:: Goal ::
Look for the word "title" in the entries below, then copy every line that has it.

═══ Excerpted data

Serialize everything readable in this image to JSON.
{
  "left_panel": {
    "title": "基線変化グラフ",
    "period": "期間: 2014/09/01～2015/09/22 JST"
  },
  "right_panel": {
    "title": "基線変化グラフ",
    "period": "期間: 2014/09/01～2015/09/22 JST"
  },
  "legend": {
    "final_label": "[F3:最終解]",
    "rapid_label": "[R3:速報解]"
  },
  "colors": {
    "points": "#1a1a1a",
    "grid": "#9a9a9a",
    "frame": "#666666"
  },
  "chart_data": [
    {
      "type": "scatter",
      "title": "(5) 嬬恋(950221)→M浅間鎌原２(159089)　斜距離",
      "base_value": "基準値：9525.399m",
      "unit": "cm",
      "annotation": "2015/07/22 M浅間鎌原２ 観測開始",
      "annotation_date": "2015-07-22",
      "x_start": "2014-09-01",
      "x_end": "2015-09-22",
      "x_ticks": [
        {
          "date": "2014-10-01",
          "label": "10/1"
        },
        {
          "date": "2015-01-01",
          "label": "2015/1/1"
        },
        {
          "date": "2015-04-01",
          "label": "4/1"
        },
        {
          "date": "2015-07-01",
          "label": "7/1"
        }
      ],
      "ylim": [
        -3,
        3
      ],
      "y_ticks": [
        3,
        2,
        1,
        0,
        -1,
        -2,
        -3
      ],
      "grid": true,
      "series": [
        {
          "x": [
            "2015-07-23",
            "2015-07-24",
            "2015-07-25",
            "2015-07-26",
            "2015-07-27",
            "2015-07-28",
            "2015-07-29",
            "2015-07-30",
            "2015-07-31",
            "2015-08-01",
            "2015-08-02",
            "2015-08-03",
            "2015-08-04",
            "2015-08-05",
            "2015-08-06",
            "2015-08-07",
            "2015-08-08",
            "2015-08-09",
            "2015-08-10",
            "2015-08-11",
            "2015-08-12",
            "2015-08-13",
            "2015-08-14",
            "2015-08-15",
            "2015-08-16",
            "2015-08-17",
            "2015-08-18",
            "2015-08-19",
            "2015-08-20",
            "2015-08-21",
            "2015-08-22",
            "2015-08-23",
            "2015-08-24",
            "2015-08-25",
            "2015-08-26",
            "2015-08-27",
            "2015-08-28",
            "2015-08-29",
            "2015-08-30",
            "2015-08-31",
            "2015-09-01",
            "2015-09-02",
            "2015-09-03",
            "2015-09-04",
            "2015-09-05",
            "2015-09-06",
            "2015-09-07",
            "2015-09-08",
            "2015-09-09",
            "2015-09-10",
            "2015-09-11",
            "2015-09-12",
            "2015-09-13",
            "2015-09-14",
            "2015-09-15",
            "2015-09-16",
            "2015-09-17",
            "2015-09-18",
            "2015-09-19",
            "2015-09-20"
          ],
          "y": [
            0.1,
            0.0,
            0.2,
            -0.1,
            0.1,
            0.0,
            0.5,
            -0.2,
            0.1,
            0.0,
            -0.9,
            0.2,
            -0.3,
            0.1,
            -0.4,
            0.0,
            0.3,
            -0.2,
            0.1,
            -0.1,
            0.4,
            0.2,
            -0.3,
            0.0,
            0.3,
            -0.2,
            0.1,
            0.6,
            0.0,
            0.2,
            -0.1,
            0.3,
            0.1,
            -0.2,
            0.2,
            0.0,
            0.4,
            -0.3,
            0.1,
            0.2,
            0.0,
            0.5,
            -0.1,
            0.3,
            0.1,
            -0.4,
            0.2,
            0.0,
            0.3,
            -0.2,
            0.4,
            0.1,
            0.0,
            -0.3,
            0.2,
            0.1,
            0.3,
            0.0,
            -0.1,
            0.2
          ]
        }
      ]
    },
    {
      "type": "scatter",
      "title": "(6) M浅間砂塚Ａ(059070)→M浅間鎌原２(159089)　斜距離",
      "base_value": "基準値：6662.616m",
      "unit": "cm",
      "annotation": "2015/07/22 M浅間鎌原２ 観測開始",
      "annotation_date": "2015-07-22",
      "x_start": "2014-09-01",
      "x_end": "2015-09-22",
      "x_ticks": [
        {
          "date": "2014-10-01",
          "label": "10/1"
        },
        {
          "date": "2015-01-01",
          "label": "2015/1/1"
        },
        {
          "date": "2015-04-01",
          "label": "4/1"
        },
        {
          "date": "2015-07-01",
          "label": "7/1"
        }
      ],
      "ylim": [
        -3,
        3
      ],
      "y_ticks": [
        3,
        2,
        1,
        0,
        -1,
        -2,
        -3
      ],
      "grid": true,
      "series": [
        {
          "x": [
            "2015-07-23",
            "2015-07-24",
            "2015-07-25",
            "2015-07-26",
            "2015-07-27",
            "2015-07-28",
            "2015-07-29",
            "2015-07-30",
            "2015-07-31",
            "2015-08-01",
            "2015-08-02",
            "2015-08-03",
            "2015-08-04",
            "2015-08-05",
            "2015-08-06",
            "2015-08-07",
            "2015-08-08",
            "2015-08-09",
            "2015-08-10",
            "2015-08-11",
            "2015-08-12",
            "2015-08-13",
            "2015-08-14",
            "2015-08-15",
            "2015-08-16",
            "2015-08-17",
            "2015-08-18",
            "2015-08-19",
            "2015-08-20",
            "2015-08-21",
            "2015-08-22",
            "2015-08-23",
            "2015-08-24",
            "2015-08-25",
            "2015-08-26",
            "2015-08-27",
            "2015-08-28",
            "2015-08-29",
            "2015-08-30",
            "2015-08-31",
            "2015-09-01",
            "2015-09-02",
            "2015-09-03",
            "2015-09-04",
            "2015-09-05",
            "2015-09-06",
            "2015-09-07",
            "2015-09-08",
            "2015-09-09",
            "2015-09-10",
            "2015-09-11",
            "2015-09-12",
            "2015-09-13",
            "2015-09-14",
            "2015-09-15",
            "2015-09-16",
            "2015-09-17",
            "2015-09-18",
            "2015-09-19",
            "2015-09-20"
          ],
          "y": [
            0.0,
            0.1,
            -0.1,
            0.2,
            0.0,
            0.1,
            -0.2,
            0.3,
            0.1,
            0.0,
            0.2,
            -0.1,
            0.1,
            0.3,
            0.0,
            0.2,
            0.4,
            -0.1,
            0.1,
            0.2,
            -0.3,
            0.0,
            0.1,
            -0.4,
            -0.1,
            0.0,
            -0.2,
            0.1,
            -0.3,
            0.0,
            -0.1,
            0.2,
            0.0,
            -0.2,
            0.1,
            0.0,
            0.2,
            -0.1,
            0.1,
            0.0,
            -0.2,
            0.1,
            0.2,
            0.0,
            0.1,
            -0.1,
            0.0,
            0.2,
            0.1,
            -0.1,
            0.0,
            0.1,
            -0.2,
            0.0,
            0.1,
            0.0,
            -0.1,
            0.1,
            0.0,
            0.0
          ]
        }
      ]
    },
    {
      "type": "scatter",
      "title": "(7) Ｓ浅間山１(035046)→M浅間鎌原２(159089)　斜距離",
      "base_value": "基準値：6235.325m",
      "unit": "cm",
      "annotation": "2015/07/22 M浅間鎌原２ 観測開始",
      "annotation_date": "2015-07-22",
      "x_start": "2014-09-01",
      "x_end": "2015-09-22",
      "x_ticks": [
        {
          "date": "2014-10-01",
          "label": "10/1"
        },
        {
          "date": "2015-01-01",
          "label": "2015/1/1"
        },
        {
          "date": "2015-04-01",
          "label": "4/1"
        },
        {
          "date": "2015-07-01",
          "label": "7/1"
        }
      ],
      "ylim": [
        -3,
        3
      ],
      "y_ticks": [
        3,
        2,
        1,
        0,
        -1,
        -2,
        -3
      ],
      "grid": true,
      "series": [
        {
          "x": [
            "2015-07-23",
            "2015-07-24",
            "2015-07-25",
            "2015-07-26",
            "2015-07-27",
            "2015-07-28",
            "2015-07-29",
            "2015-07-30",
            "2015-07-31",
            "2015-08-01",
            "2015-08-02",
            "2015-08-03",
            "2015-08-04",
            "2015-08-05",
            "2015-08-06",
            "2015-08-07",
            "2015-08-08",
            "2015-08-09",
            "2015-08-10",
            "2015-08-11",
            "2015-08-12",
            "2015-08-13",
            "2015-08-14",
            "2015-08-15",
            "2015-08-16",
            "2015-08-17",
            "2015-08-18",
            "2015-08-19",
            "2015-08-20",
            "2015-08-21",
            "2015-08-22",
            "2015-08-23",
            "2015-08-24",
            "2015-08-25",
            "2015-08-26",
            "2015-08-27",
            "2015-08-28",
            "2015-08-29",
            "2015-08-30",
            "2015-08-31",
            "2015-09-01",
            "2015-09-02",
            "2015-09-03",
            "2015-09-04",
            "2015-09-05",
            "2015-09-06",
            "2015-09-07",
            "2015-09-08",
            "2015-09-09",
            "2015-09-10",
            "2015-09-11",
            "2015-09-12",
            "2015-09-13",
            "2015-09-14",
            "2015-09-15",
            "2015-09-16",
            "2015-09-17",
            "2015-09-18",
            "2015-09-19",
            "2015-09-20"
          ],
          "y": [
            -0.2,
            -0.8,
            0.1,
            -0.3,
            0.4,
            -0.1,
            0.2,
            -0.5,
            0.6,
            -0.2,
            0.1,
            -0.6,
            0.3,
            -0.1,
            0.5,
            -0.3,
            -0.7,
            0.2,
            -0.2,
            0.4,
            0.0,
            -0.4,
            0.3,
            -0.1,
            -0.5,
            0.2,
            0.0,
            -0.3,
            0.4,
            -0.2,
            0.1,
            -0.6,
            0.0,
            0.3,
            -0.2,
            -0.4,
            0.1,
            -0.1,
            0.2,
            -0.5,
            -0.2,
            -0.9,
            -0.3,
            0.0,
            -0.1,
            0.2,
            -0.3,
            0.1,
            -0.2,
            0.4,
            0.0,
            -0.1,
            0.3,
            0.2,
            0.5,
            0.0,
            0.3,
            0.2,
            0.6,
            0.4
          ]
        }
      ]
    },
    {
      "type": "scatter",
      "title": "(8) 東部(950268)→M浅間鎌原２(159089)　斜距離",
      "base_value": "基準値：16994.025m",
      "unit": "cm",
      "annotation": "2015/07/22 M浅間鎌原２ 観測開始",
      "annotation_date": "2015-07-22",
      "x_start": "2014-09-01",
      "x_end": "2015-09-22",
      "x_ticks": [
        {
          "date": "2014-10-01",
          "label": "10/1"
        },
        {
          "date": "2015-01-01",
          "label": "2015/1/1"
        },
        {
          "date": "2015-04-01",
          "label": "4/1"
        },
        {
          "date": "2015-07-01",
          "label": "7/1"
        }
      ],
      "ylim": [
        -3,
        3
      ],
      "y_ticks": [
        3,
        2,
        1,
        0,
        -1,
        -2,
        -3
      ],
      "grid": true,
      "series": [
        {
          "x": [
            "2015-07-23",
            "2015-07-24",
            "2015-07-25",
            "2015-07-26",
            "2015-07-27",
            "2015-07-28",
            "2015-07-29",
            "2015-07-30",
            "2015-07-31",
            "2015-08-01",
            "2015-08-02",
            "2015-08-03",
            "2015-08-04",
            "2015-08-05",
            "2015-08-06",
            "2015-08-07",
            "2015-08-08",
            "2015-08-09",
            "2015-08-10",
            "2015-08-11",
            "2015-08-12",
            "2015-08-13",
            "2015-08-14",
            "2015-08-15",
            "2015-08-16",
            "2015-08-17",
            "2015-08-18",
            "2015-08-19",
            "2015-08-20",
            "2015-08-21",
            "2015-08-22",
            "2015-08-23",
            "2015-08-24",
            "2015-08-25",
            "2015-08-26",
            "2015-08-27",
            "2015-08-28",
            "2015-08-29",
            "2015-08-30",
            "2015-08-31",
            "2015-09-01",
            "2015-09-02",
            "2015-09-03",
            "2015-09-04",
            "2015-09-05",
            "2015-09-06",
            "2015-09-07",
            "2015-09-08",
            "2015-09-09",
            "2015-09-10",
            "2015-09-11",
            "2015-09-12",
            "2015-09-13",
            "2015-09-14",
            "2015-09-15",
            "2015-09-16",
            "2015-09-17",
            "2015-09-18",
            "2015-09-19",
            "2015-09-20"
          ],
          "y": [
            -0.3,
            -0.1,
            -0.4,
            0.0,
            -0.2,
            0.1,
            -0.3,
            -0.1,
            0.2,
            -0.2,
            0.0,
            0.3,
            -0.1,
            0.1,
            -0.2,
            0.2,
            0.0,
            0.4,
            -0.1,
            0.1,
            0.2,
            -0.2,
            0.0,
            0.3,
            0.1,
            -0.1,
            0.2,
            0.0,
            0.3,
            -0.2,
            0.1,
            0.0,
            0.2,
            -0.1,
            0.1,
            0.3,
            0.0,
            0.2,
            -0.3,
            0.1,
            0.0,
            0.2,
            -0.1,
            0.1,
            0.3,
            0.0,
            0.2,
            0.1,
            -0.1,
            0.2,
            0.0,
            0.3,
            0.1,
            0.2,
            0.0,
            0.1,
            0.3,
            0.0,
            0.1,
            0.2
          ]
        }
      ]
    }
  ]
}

══════

:: Response ::
    "title": "基線変化グラフ",
    "title": "基線変化グラフ",
      "title": "(5) 嬬恋(950221)→M浅間鎌原２(159089)　斜距離",
      "title": "(6) M浅間砂塚Ａ(059070)→M浅間鎌原２(159089)　斜距離",
      "title": "(7) Ｓ浅間山１(035046)→M浅間鎌原２(159089)　斜距離",
      "title": "(8) 東部(950268)→M浅間鎌原２(159089)　斜距離",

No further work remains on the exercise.